• [TASK BRIEF] Check each line of the material. Copy those containing "consumi".

• [MATERIAL FOR THIS EXERCISE]
* * *

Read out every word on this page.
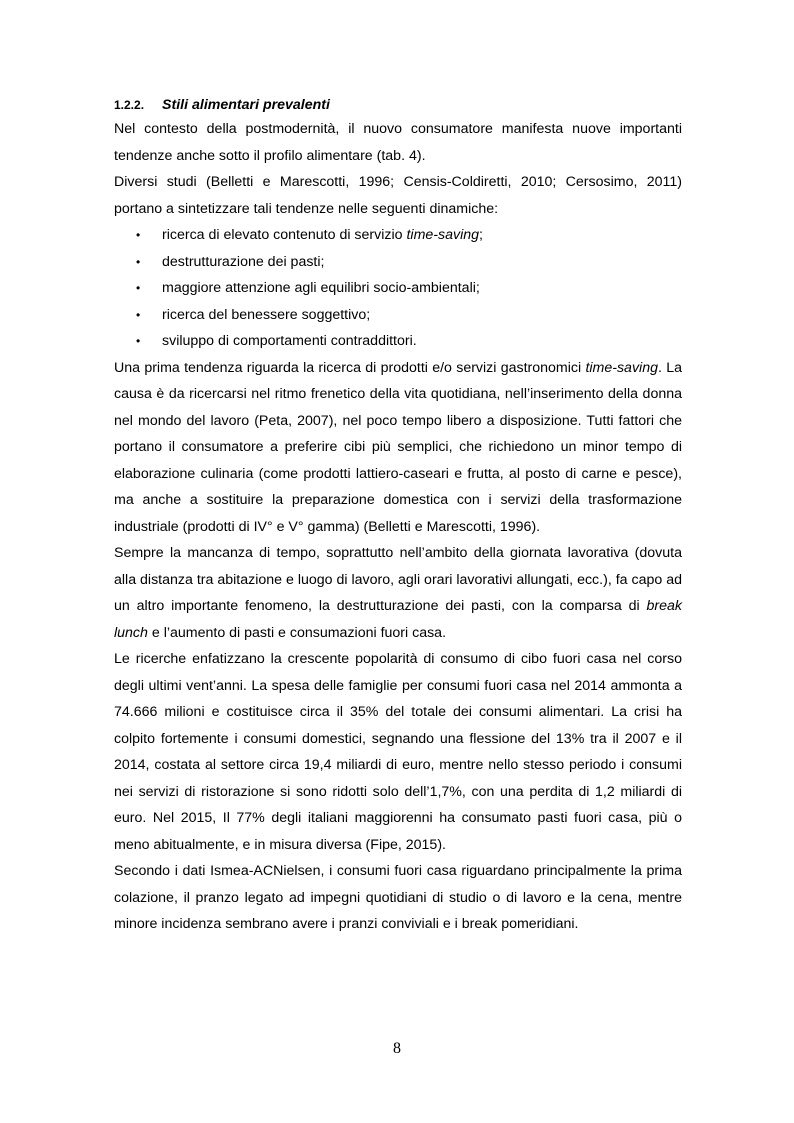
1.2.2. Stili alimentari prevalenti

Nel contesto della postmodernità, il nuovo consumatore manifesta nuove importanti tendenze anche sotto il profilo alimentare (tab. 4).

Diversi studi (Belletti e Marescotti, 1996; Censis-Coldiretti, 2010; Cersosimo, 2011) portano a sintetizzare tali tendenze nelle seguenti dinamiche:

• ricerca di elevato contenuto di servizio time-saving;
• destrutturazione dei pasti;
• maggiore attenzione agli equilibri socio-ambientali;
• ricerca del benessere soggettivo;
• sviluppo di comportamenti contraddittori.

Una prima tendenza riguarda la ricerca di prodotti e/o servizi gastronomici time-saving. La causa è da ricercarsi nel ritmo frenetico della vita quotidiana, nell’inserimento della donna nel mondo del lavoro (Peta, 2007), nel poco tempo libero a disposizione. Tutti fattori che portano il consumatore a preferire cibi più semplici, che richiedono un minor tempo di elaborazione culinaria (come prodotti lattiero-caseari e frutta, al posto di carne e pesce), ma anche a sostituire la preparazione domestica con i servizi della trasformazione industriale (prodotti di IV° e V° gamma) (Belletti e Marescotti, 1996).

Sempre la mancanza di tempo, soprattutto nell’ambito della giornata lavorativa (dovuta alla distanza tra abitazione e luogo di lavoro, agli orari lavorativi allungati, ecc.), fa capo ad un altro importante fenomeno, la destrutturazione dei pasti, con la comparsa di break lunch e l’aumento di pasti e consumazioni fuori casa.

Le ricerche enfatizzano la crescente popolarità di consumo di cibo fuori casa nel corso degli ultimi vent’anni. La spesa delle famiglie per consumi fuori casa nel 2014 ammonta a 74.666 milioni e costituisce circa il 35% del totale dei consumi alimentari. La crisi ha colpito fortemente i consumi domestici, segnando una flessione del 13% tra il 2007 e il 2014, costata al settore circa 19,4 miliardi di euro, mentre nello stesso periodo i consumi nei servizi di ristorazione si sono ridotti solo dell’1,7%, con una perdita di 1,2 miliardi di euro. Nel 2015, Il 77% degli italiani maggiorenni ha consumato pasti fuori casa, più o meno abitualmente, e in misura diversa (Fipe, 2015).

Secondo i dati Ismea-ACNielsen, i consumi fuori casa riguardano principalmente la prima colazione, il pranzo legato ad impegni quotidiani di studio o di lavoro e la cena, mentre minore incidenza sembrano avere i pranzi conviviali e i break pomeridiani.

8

* * *

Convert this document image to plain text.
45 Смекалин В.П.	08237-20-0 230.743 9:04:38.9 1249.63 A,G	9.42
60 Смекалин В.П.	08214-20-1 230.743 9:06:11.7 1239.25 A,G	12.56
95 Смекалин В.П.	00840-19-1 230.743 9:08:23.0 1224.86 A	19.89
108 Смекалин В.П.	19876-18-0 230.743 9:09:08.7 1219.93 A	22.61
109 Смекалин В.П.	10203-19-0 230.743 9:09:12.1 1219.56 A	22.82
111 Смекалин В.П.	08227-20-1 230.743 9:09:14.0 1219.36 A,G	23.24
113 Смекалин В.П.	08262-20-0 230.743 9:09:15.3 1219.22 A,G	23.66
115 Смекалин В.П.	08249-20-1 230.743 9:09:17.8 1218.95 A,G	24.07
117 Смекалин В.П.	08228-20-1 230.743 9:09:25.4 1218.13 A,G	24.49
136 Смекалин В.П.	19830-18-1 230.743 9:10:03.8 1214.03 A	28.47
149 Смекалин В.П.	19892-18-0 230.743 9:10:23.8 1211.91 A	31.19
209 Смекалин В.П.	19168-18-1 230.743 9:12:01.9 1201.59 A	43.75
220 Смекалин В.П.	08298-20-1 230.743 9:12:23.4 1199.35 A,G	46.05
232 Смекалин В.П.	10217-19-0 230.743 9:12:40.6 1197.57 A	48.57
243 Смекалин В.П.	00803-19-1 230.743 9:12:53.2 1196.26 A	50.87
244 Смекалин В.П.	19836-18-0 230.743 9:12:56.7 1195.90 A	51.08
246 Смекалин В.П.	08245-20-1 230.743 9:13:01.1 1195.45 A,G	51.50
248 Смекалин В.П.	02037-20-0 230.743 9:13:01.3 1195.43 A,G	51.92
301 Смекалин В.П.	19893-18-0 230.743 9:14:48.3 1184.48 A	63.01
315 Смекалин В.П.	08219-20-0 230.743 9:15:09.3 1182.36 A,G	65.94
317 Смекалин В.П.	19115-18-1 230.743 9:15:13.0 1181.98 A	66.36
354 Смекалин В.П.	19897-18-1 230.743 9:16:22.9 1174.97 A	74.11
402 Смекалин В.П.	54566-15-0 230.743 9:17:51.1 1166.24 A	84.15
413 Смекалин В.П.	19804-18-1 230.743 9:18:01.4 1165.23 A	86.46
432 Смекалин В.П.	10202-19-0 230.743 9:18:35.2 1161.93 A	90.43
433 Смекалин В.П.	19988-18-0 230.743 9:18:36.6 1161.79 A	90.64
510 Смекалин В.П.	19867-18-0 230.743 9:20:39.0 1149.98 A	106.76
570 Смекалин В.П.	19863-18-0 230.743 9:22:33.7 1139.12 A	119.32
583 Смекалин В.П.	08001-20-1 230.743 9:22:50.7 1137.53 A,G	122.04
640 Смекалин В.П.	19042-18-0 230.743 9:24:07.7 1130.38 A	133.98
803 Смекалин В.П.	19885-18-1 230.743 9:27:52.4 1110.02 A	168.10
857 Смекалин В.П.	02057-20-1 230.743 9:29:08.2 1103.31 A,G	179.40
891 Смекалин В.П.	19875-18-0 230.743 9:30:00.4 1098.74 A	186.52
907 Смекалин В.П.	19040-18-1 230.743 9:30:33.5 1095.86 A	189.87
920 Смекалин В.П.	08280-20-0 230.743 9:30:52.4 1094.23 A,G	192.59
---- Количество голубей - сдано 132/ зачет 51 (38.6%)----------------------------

* * *

• [THE OUTPUT]
Le ricerche enfatizzano la crescente popolarità di consumo di cibo fuori casa nel corso degli ultimi vent’anni. La spesa delle famiglie per consumi fuori casa nel 2014 ammonta a 74.666 milioni e costituisce circa il 35% del totale dei consumi alimentari. La crisi ha colpito fortemente i consumi domestici, segnando una flessione del 13% tra il 2007 e il 2014, costata al settore circa 19,4 miliardi di euro, mentre nello stesso periodo i consumi nei servizi di ristorazione si sono ridotti solo dell’1,7%, con una perdita di 1,2 miliardi di euro. Nel 2015, Il 77% degli italiani maggiorenni ha consumato pasti fuori casa, più o meno abitualmente, e in misura diversa (Fipe, 2015).
Secondo i dati Ismea-ACNielsen, i consumi fuori casa riguardano principalmente la prima colazione, il pranzo legato ad impegni quotidiani di studio o di lavoro e la cena, mentre minore incidenza sembrano avere i pranzi conviviali e i break pomeridiani.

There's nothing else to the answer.